[RECORDS SUPPLIED]

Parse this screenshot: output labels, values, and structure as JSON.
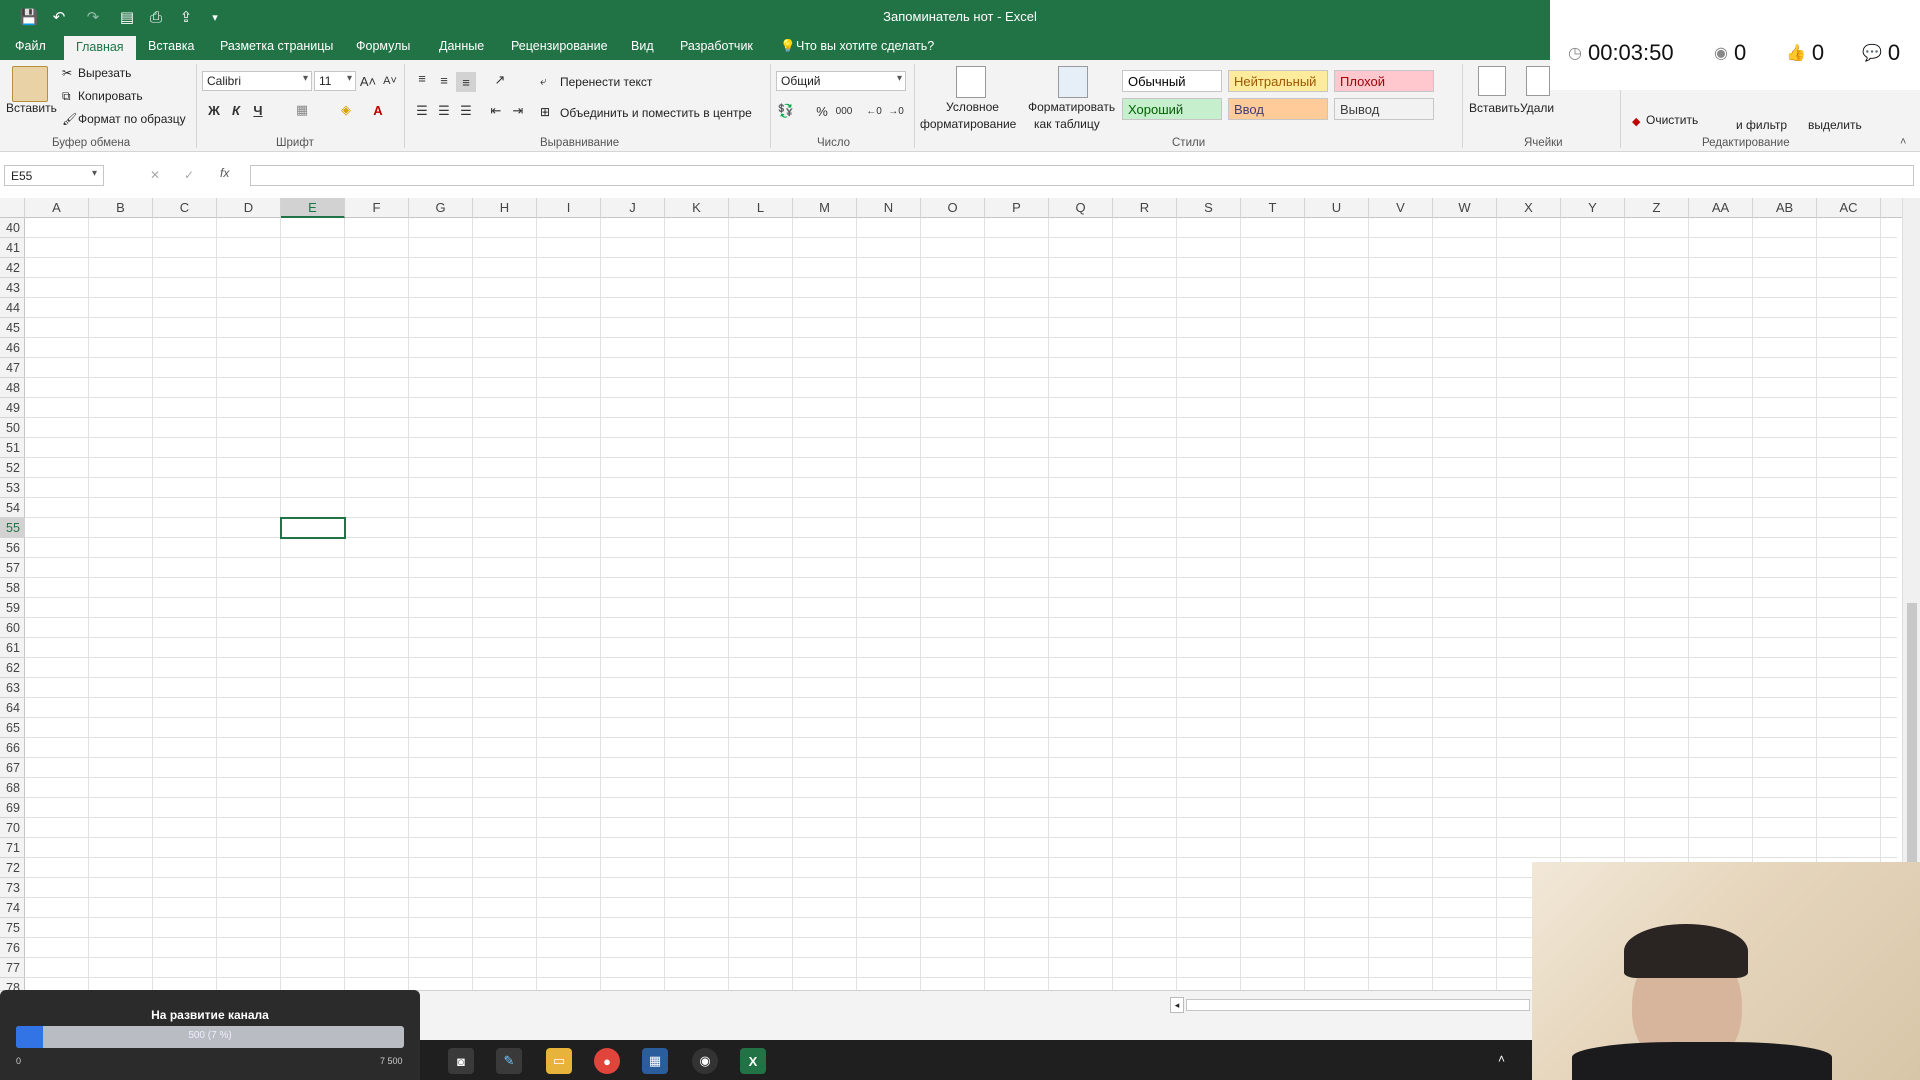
{
  "window": {
    "title": "Запоминатель нот - Excel"
  },
  "quick_access": {
    "icons": [
      "save-icon",
      "undo-icon",
      "redo-icon",
      "print-preview-icon",
      "print-icon",
      "export-icon",
      "customize-icon"
    ]
  },
  "ribbon_tabs": [
    "Файл",
    "Главная",
    "Вставка",
    "Разметка страницы",
    "Формулы",
    "Данные",
    "Рецензирование",
    "Вид",
    "Разработчик"
  ],
  "tell_me": "Что вы хотите сделать?",
  "clipboard": {
    "paste": "Вставить",
    "cut": "Вырезать",
    "copy": "Копировать",
    "format_painter": "Формат по образцу",
    "group": "Буфер обмена"
  },
  "font": {
    "name": "Calibri",
    "size": "11",
    "bold": "Ж",
    "italic": "К",
    "underline": "Ч",
    "group": "Шрифт"
  },
  "alignment": {
    "wrap": "Перенести текст",
    "merge": "Объединить и поместить в центре",
    "group": "Выравнивание"
  },
  "number": {
    "format": "Общий",
    "percent": "%",
    "thousands": "000",
    "group": "Число"
  },
  "styles": {
    "conditional_1": "Условное",
    "conditional_2": "форматирование",
    "format_table_1": "Форматировать",
    "format_table_2": "как таблицу",
    "group": "Стили",
    "cells": [
      {
        "label": "Обычный",
        "bg": "#ffffff",
        "fg": "#000000"
      },
      {
        "label": "Нейтральный",
        "bg": "#ffeb9c",
        "fg": "#9c5700"
      },
      {
        "label": "Плохой",
        "bg": "#ffc7ce",
        "fg": "#9c0006"
      },
      {
        "label": "Хороший",
        "bg": "#c6efce",
        "fg": "#006100"
      },
      {
        "label": "Ввод",
        "bg": "#ffcc99",
        "fg": "#3f3f76"
      },
      {
        "label": "Вывод",
        "bg": "#f2f2f2",
        "fg": "#3f3f3f"
      }
    ]
  },
  "cells_group": {
    "insert": "Вставить",
    "delete": "Удали",
    "group": "Ячейки"
  },
  "editing": {
    "clear": "Очистить",
    "sort": "и фильтр",
    "find": "выделить",
    "group": "Редактирование"
  },
  "formula_bar": {
    "name_box": "E55",
    "fx": "fx",
    "value": ""
  },
  "columns": [
    "A",
    "B",
    "C",
    "D",
    "E",
    "F",
    "G",
    "H",
    "I",
    "J",
    "K",
    "L",
    "M",
    "N",
    "O",
    "P",
    "Q",
    "R",
    "S",
    "T",
    "U",
    "V",
    "W",
    "X",
    "Y",
    "Z",
    "AA",
    "AB",
    "AC"
  ],
  "rows": [
    "40",
    "41",
    "42",
    "43",
    "44",
    "45",
    "46",
    "47",
    "48",
    "49",
    "50",
    "51",
    "52",
    "53",
    "54",
    "55",
    "56",
    "57",
    "58",
    "59",
    "60",
    "61",
    "62",
    "63",
    "64",
    "65",
    "66",
    "67",
    "68",
    "69",
    "70",
    "71",
    "72",
    "73",
    "74",
    "75",
    "76",
    "77",
    "78"
  ],
  "selected": {
    "column": "E",
    "row": "55"
  },
  "stream_overlay": {
    "timer": "00:03:50",
    "viewers": "0",
    "likes": "0",
    "comments": "0"
  },
  "donation": {
    "title": "На развитие канала",
    "progress_label": "500 (7 %)",
    "progress_fraction": 0.07,
    "min": "0",
    "max": "7 500"
  },
  "accent": "#217346"
}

[WHAT THE TASK REQUIRES]
Each record above is to be restated exactly, with its pictures removed from the copy.

[OUTPUT OF THE TASK]
Parse this screenshot: output labels, values, and structure as JSON.
{
  "window": {
    "title": "Запоминатель нот - Excel"
  },
  "quick_access": {
    "icons": [
      "save-icon",
      "undo-icon",
      "redo-icon",
      "print-preview-icon",
      "print-icon",
      "export-icon",
      "customize-icon"
    ]
  },
  "ribbon_tabs": [
    "Файл",
    "Главная",
    "Вставка",
    "Разметка страницы",
    "Формулы",
    "Данные",
    "Рецензирование",
    "Вид",
    "Разработчик"
  ],
  "tell_me": "Что вы хотите сделать?",
  "clipboard": {
    "paste": "Вставить",
    "cut": "Вырезать",
    "copy": "Копировать",
    "format_painter": "Формат по образцу",
    "group": "Буфер обмена"
  },
  "font": {
    "name": "Calibri",
    "size": "11",
    "bold": "Ж",
    "italic": "К",
    "underline": "Ч",
    "group": "Шрифт"
  },
  "alignment": {
    "wrap": "Перенести текст",
    "merge": "Объединить и поместить в центре",
    "group": "Выравнивание"
  },
  "number": {
    "format": "Общий",
    "percent": "%",
    "thousands": "000",
    "group": "Число"
  },
  "styles": {
    "conditional_1": "Условное",
    "conditional_2": "форматирование",
    "format_table_1": "Форматировать",
    "format_table_2": "как таблицу",
    "group": "Стили",
    "cells": [
      {
        "label": "Обычный",
        "bg": "#ffffff",
        "fg": "#000000"
      },
      {
        "label": "Нейтральный",
        "bg": "#ffeb9c",
        "fg": "#9c5700"
      },
      {
        "label": "Плохой",
        "bg": "#ffc7ce",
        "fg": "#9c0006"
      },
      {
        "label": "Хороший",
        "bg": "#c6efce",
        "fg": "#006100"
      },
      {
        "label": "Ввод",
        "bg": "#ffcc99",
        "fg": "#3f3f76"
      },
      {
        "label": "Вывод",
        "bg": "#f2f2f2",
        "fg": "#3f3f3f"
      }
    ]
  },
  "cells_group": {
    "insert": "Вставить",
    "delete": "Удали",
    "group": "Ячейки"
  },
  "editing": {
    "clear": "Очистить",
    "sort": "и фильтр",
    "find": "выделить",
    "group": "Редактирование"
  },
  "formula_bar": {
    "name_box": "E55",
    "fx": "fx",
    "value": ""
  },
  "columns": [
    "A",
    "B",
    "C",
    "D",
    "E",
    "F",
    "G",
    "H",
    "I",
    "J",
    "K",
    "L",
    "M",
    "N",
    "O",
    "P",
    "Q",
    "R",
    "S",
    "T",
    "U",
    "V",
    "W",
    "X",
    "Y",
    "Z",
    "AA",
    "AB",
    "AC"
  ],
  "rows": [
    "40",
    "41",
    "42",
    "43",
    "44",
    "45",
    "46",
    "47",
    "48",
    "49",
    "50",
    "51",
    "52",
    "53",
    "54",
    "55",
    "56",
    "57",
    "58",
    "59",
    "60",
    "61",
    "62",
    "63",
    "64",
    "65",
    "66",
    "67",
    "68",
    "69",
    "70",
    "71",
    "72",
    "73",
    "74",
    "75",
    "76",
    "77",
    "78"
  ],
  "selected": {
    "column": "E",
    "row": "55"
  },
  "stream_overlay": {
    "timer": "00:03:50",
    "viewers": "0",
    "likes": "0",
    "comments": "0"
  },
  "donation": {
    "title": "На развитие канала",
    "progress_label": "500 (7 %)",
    "progress_fraction": 0.07,
    "min": "0",
    "max": "7 500"
  },
  "accent": "#217346"
}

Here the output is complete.